• [Problem details]: Return every record exactly as written.

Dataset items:
########

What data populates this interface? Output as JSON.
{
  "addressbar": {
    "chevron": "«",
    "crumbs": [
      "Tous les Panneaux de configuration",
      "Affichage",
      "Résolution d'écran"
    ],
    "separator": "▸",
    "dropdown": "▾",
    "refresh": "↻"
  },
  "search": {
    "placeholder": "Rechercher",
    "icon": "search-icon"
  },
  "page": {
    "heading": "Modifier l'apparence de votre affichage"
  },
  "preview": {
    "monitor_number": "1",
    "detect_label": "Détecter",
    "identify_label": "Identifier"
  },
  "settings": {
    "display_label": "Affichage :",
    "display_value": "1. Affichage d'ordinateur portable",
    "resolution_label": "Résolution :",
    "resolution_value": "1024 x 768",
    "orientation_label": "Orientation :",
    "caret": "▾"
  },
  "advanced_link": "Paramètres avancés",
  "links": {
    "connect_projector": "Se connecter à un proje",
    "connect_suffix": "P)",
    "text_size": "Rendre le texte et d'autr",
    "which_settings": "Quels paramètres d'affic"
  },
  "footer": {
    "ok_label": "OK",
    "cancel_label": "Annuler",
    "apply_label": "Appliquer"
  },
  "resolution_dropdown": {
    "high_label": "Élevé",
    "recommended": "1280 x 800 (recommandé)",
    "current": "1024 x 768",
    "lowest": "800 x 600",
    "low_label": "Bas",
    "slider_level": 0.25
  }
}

########

• [Answer below]:
What data populates this interface? Output as JSON.
{
  "addressbar": {
    "chevron": "«",
    "crumbs": [
      "Tous les Panneaux de configuration",
      "Affichage",
      "Résolution d'écran"
    ],
    "separator": "▸",
    "dropdown": "▾",
    "refresh": "↻"
  },
  "search": {
    "placeholder": "Rechercher",
    "icon": "search-icon"
  },
  "page": {
    "heading": "Modifier l'apparence de votre affichage"
  },
  "preview": {
    "monitor_number": "1",
    "detect_label": "Détecter",
    "identify_label": "Identifier"
  },
  "settings": {
    "display_label": "Affichage :",
    "display_value": "1. Affichage d'ordinateur portable",
    "resolution_label": "Résolution :",
    "resolution_value": "1024 x 768",
    "orientation_label": "Orientation :",
    "caret": "▾"
  },
  "advanced_link": "Paramètres avancés",
  "links": {
    "connect_projector": "Se connecter à un proje",
    "connect_suffix": "P)",
    "text_size": "Rendre le texte et d'autr",
    "which_settings": "Quels paramètres d'affic"
  },
  "footer": {
    "ok_label": "OK",
    "cancel_label": "Annuler",
    "apply_label": "Appliquer"
  },
  "resolution_dropdown": {
    "high_label": "Élevé",
    "recommended": "1280 x 800 (recommandé)",
    "current": "1024 x 768",
    "lowest": "800 x 600",
    "low_label": "Bas",
    "slider_level": 0.25
  }
}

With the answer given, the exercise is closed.